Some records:
- - - - - - -

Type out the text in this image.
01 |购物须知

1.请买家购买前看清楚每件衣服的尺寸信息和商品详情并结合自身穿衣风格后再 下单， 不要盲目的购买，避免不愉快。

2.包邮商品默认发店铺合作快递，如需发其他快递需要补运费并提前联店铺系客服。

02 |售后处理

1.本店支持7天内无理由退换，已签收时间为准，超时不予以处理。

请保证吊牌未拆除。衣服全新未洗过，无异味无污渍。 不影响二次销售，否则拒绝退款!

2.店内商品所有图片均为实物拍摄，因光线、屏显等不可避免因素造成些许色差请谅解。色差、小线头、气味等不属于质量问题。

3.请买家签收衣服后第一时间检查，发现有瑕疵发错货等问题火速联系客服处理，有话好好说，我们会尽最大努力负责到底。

- - - - - - -

- _Aim of the exercise_: Print the records above in full, exactly.

- _Final result_:
Type out the text in this image.
01 |购物须知

1.请买家购买前看清楚每件衣服的尺寸信息和商品详情并结合自身穿衣风格后再 下单， 不要盲目的购买，避免不愉快。

2.包邮商品默认发店铺合作快递，如需发其他快递需要补运费并提前联店铺系客服。

02 |售后处理

1.本店支持7天内无理由退换，已签收时间为准，超时不予以处理。

请保证吊牌未拆除。衣服全新未洗过，无异味无污渍。 不影响二次销售，否则拒绝退款!

2.店内商品所有图片均为实物拍摄，因光线、屏显等不可避免因素造成些许色差请谅解。色差、小线头、气味等不属于质量问题。

3.请买家签收衣服后第一时间检查，发现有瑕疵发错货等问题火速联系客服处理，有话好好说，我们会尽最大努力负责到底。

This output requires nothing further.